■ **Trecho fornecido**:

★ ★ ★

A aprovação do acordo comercial entre União Europeia e Mercosul, confirmada na última sexta-feira (9), poderá levar até três anos para ser totalmente implementada, segundo Welber Barral, advogado especialista em comércio internacional. Apesar da demora, Barral aponta que o acordo trará maior estabilidade regulatória e atrairá investimentos para o Brasil.
Próximos passos após aprovação
Após a assinatura do acordo pela presidente da Comissão Europeia, Ursula von der Leyen, na próxima semana, o Parlamento Europeu votará a aprovação do tratado. Posteriormente, os membros do Mercosul deverão ratificar a proposta em seus congressos.
Demora na implementação
Barral explica que a votação dos eurodeputados pode levar um ano, enquanto as votações nos parlamentos latino-americanos podem levar até três anos. Além disso, algumas seções do acordo que extrapolam a política comercial precisarão ser votadas nos parlamentos nacionais dos membros da UE.
Oposições e concessões
Na União Europeia, o acordo enfrenta oposição liderada pela França. Para atrair o apoio da Itália, foram feitas concessões ao setor do agronegócio europeu, com a antecipação de cerca de 45 bilhões de euros em recursos da Política Agrícola Comum a partir de 2028.
Benefícios a longo prazo
Barral, que foi Secretário de Comércio Exterior do Brasil entre 2008 e 2011, afirma que o acordo oferece vantagens como acesso a um mercado premium e atração de investimentos. Grupos empresariais, por outro lado, celebraram o acordo, destacando a oportunidade de abertura comercial.

★ ★ ★

■ **Dados de detecção de layout de documentos**:
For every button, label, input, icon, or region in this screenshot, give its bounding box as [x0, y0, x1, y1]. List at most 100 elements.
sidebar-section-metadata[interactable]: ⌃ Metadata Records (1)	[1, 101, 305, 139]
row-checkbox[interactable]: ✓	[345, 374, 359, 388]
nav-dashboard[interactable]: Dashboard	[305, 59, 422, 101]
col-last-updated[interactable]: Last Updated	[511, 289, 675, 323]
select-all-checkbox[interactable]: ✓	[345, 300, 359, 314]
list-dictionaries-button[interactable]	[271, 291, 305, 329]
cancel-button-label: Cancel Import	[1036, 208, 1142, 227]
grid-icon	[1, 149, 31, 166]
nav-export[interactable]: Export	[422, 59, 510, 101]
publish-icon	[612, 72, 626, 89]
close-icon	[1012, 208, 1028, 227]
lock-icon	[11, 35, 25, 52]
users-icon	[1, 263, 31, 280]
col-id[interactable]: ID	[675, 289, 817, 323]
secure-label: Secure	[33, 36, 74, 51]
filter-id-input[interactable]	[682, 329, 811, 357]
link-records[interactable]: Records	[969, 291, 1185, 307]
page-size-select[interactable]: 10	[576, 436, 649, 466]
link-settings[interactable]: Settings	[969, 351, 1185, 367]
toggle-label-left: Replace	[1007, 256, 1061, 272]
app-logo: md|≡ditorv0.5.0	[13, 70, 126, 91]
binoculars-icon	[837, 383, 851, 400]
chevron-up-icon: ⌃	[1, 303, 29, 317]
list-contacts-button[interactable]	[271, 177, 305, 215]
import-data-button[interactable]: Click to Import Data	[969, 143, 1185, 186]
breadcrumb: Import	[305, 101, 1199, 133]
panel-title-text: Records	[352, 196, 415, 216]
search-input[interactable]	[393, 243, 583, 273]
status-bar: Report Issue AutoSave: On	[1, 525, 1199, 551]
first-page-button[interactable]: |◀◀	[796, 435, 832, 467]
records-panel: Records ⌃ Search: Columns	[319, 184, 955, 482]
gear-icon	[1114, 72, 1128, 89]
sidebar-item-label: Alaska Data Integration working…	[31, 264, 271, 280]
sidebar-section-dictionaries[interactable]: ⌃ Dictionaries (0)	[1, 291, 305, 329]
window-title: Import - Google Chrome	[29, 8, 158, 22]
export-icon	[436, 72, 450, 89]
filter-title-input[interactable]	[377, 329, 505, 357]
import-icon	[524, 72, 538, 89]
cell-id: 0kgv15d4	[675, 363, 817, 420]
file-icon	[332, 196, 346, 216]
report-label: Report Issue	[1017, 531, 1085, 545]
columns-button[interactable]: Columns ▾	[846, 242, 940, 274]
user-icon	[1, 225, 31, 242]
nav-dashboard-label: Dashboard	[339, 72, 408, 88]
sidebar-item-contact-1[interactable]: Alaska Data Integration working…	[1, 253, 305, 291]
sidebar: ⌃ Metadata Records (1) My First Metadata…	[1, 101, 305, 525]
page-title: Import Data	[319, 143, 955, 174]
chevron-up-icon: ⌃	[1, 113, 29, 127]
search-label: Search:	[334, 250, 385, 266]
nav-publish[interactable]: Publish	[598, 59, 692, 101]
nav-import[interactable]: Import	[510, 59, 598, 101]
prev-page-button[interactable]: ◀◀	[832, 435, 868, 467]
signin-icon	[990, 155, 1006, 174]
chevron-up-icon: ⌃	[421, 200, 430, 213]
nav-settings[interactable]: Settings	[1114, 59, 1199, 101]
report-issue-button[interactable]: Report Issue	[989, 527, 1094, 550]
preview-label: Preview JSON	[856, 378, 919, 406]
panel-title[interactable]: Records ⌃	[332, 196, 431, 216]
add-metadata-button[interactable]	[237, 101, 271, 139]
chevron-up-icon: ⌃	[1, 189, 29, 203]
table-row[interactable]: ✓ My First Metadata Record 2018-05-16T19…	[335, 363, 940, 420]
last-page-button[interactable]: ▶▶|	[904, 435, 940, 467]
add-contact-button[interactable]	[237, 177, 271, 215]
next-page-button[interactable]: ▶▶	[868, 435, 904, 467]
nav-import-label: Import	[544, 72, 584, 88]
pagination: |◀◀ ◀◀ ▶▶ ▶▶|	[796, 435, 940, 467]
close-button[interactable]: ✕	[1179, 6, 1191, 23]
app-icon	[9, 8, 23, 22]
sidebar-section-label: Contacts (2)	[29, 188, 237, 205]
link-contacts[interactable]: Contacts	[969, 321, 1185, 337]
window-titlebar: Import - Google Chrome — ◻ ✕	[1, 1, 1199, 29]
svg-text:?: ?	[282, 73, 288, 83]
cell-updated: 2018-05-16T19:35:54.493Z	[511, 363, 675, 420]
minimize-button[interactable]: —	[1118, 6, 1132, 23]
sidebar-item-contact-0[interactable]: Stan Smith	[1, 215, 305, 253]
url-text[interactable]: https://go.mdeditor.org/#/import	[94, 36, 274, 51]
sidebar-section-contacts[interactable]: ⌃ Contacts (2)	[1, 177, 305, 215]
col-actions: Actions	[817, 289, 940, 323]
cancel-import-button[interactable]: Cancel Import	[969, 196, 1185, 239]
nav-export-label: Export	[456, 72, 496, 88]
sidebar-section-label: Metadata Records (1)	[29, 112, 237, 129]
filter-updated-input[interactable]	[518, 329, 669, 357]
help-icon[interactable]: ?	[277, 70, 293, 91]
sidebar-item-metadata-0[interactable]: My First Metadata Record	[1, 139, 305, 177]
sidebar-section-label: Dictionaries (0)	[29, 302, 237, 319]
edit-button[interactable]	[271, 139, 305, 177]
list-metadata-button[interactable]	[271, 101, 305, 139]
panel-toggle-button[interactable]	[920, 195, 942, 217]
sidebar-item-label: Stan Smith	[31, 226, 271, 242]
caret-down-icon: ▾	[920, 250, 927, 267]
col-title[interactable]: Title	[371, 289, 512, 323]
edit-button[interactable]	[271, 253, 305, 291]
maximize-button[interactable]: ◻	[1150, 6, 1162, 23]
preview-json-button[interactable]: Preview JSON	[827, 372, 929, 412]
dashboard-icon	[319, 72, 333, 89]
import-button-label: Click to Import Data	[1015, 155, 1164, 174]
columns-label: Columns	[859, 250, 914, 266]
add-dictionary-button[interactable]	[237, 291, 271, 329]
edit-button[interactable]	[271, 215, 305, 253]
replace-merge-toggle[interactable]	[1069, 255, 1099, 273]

★ ★ ★

■ **Instruções da tarefa**:
Segundo o trecho sobre o acordo entre União Europeia e Mercosul, que cargo Welber Barral ocupou entre 2008 e 2011?

■ **Área de resposta**:
Secretário de Comércio Exterior do Brasil.